**Material shown**
▼

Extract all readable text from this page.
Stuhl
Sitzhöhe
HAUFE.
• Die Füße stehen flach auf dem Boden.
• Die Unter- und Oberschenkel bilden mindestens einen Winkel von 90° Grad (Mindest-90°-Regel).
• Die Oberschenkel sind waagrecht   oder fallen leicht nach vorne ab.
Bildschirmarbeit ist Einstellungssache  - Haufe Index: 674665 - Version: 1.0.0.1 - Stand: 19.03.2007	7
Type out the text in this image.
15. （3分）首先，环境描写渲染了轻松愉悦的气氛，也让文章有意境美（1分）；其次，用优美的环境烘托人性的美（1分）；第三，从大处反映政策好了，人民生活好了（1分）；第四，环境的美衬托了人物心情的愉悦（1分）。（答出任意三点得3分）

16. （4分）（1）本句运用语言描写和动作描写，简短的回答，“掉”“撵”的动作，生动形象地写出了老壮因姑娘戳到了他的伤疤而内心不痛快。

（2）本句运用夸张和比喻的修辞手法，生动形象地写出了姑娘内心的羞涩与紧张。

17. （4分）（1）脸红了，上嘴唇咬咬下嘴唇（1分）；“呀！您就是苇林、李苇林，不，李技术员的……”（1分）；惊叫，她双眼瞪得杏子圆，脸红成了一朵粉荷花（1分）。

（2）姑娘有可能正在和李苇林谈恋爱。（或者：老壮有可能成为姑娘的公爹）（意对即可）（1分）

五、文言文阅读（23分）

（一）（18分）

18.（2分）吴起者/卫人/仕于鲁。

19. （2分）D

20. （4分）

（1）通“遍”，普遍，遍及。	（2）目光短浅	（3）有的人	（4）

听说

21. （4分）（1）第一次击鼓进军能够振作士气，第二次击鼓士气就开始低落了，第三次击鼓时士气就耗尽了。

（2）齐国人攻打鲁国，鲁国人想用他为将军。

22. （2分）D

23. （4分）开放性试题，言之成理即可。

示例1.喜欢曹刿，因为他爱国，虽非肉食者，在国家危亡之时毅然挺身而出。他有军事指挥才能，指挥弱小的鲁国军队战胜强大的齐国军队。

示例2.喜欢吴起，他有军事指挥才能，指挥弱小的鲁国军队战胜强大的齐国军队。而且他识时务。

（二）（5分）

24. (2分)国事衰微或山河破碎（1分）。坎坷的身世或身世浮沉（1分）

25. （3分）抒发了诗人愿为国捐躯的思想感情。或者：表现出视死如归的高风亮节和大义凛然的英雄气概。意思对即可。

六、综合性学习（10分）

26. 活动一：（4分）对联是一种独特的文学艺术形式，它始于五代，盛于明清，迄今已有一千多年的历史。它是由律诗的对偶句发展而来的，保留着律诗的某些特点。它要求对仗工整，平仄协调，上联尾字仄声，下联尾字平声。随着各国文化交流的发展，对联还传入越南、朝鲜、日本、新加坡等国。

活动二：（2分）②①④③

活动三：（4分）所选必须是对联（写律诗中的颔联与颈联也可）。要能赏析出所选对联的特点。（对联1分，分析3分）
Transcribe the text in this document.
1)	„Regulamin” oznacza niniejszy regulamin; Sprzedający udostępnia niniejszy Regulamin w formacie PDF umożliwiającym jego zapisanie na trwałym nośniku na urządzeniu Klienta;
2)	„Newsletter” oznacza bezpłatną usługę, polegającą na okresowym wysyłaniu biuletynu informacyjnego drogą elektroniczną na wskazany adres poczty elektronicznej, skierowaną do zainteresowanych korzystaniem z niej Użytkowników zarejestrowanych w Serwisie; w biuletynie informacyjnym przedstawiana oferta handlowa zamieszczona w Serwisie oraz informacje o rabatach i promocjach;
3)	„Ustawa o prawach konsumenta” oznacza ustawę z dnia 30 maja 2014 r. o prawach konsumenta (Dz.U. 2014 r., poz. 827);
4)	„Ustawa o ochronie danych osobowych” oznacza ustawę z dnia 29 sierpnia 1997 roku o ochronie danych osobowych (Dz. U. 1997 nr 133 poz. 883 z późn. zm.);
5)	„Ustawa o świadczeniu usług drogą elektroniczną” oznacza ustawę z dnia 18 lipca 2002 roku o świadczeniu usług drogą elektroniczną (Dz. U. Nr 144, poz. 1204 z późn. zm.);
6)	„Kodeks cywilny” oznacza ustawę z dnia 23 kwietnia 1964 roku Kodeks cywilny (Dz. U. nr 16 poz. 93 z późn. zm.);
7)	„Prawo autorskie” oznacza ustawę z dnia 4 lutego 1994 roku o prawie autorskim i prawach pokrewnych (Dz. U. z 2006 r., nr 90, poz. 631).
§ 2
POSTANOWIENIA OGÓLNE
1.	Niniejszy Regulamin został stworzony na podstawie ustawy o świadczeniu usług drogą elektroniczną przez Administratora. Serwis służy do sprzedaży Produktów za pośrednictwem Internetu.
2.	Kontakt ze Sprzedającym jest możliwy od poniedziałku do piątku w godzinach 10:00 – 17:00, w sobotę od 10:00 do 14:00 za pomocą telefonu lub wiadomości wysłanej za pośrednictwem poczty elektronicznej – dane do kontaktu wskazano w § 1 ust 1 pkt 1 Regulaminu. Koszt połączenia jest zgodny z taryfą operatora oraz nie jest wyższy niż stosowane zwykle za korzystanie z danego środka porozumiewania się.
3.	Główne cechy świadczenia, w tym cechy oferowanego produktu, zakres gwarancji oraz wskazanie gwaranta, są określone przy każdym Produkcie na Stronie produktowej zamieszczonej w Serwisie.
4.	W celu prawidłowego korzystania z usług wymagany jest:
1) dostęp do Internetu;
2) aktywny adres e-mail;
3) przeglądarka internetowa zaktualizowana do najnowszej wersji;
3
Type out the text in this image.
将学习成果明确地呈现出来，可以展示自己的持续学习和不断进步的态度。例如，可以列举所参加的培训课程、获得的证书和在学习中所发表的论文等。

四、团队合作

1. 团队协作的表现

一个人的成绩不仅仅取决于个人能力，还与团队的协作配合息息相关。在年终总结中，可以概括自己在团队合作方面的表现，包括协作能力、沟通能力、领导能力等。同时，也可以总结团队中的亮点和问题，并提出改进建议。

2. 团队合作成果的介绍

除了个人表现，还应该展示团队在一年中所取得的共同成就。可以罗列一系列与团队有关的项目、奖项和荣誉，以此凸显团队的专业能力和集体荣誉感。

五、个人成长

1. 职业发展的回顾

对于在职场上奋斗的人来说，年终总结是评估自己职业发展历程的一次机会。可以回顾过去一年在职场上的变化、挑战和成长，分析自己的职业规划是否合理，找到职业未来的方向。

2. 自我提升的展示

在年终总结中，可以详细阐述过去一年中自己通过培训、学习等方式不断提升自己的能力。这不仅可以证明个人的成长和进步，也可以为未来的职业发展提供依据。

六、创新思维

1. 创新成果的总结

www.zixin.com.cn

▲

**What the task requires**
The entries above should be repeated exactly, every one of them.

**Task response**
Extract all readable text from this page.
Stuhl
Sitzhöhe
HAUFE.
• Die Füße stehen flach auf dem Boden.
• Die Unter- und Oberschenkel bilden mindestens einen Winkel von 90° Grad (Mindest-90°-Regel).
• Die Oberschenkel sind waagrecht   oder fallen leicht nach vorne ab.
Bildschirmarbeit ist Einstellungssache  - Haufe Index: 674665 - Version: 1.0.0.1 - Stand: 19.03.2007	7
Type out the text in this image.
15. （3分）首先，环境描写渲染了轻松愉悦的气氛，也让文章有意境美（1分）；其次，用优美的环境烘托人性的美（1分）；第三，从大处反映政策好了，人民生活好了（1分）；第四，环境的美衬托了人物心情的愉悦（1分）。（答出任意三点得3分）

16. （4分）（1）本句运用语言描写和动作描写，简短的回答，“掉”“撵”的动作，生动形象地写出了老壮因姑娘戳到了他的伤疤而内心不痛快。

（2）本句运用夸张和比喻的修辞手法，生动形象地写出了姑娘内心的羞涩与紧张。

17. （4分）（1）脸红了，上嘴唇咬咬下嘴唇（1分）；“呀！您就是苇林、李苇林，不，李技术员的……”（1分）；惊叫，她双眼瞪得杏子圆，脸红成了一朵粉荷花（1分）。

（2）姑娘有可能正在和李苇林谈恋爱。（或者：老壮有可能成为姑娘的公爹）（意对即可）（1分）

五、文言文阅读（23分）

（一）（18分）

18.（2分）吴起者/卫人/仕于鲁。

19. （2分）D

20. （4分）

（1）通“遍”，普遍，遍及。	（2）目光短浅	（3）有的人	（4）

听说

21. （4分）（1）第一次击鼓进军能够振作士气，第二次击鼓士气就开始低落了，第三次击鼓时士气就耗尽了。

（2）齐国人攻打鲁国，鲁国人想用他为将军。

22. （2分）D

23. （4分）开放性试题，言之成理即可。

示例1.喜欢曹刿，因为他爱国，虽非肉食者，在国家危亡之时毅然挺身而出。他有军事指挥才能，指挥弱小的鲁国军队战胜强大的齐国军队。

示例2.喜欢吴起，他有军事指挥才能，指挥弱小的鲁国军队战胜强大的齐国军队。而且他识时务。

（二）（5分）

24. (2分)国事衰微或山河破碎（1分）。坎坷的身世或身世浮沉（1分）

25. （3分）抒发了诗人愿为国捐躯的思想感情。或者：表现出视死如归的高风亮节和大义凛然的英雄气概。意思对即可。

六、综合性学习（10分）

26. 活动一：（4分）对联是一种独特的文学艺术形式，它始于五代，盛于明清，迄今已有一千多年的历史。它是由律诗的对偶句发展而来的，保留着律诗的某些特点。它要求对仗工整，平仄协调，上联尾字仄声，下联尾字平声。随着各国文化交流的发展，对联还传入越南、朝鲜、日本、新加坡等国。

活动二：（2分）②①④③

活动三：（4分）所选必须是对联（写律诗中的颔联与颈联也可）。要能赏析出所选对联的特点。（对联1分，分析3分）
Transcribe the text in this document.
1)	„Regulamin” oznacza niniejszy regulamin; Sprzedający udostępnia niniejszy Regulamin w formacie PDF umożliwiającym jego zapisanie na trwałym nośniku na urządzeniu Klienta;
2)	„Newsletter” oznacza bezpłatną usługę, polegającą na okresowym wysyłaniu biuletynu informacyjnego drogą elektroniczną na wskazany adres poczty elektronicznej, skierowaną do zainteresowanych korzystaniem z niej Użytkowników zarejestrowanych w Serwisie; w biuletynie informacyjnym przedstawiana oferta handlowa zamieszczona w Serwisie oraz informacje o rabatach i promocjach;
3)	„Ustawa o prawach konsumenta” oznacza ustawę z dnia 30 maja 2014 r. o prawach konsumenta (Dz.U. 2014 r., poz. 827);
4)	„Ustawa o ochronie danych osobowych” oznacza ustawę z dnia 29 sierpnia 1997 roku o ochronie danych osobowych (Dz. U. 1997 nr 133 poz. 883 z późn. zm.);
5)	„Ustawa o świadczeniu usług drogą elektroniczną” oznacza ustawę z dnia 18 lipca 2002 roku o świadczeniu usług drogą elektroniczną (Dz. U. Nr 144, poz. 1204 z późn. zm.);
6)	„Kodeks cywilny” oznacza ustawę z dnia 23 kwietnia 1964 roku Kodeks cywilny (Dz. U. nr 16 poz. 93 z późn. zm.);
7)	„Prawo autorskie” oznacza ustawę z dnia 4 lutego 1994 roku o prawie autorskim i prawach pokrewnych (Dz. U. z 2006 r., nr 90, poz. 631).
§ 2
POSTANOWIENIA OGÓLNE
1.	Niniejszy Regulamin został stworzony na podstawie ustawy o świadczeniu usług drogą elektroniczną przez Administratora. Serwis służy do sprzedaży Produktów za pośrednictwem Internetu.
2.	Kontakt ze Sprzedającym jest możliwy od poniedziałku do piątku w godzinach 10:00 – 17:00, w sobotę od 10:00 do 14:00 za pomocą telefonu lub wiadomości wysłanej za pośrednictwem poczty elektronicznej – dane do kontaktu wskazano w § 1 ust 1 pkt 1 Regulaminu. Koszt połączenia jest zgodny z taryfą operatora oraz nie jest wyższy niż stosowane zwykle za korzystanie z danego środka porozumiewania się.
3.	Główne cechy świadczenia, w tym cechy oferowanego produktu, zakres gwarancji oraz wskazanie gwaranta, są określone przy każdym Produkcie na Stronie produktowej zamieszczonej w Serwisie.
4.	W celu prawidłowego korzystania z usług wymagany jest:
1) dostęp do Internetu;
2) aktywny adres e-mail;
3) przeglądarka internetowa zaktualizowana do najnowszej wersji;
3
Type out the text in this image.
将学习成果明确地呈现出来，可以展示自己的持续学习和不断进步的态度。例如，可以列举所参加的培训课程、获得的证书和在学习中所发表的论文等。

四、团队合作

1. 团队协作的表现

一个人的成绩不仅仅取决于个人能力，还与团队的协作配合息息相关。在年终总结中，可以概括自己在团队合作方面的表现，包括协作能力、沟通能力、领导能力等。同时，也可以总结团队中的亮点和问题，并提出改进建议。

2. 团队合作成果的介绍

除了个人表现，还应该展示团队在一年中所取得的共同成就。可以罗列一系列与团队有关的项目、奖项和荣誉，以此凸显团队的专业能力和集体荣誉感。

五、个人成长

1. 职业发展的回顾

对于在职场上奋斗的人来说，年终总结是评估自己职业发展历程的一次机会。可以回顾过去一年在职场上的变化、挑战和成长，分析自己的职业规划是否合理，找到职业未来的方向。

2. 自我提升的展示

在年终总结中，可以详细阐述过去一年中自己通过培训、学习等方式不断提升自己的能力。这不仅可以证明个人的成长和进步，也可以为未来的职业发展提供依据。

六、创新思维

1. 创新成果的总结

www.zixin.com.cn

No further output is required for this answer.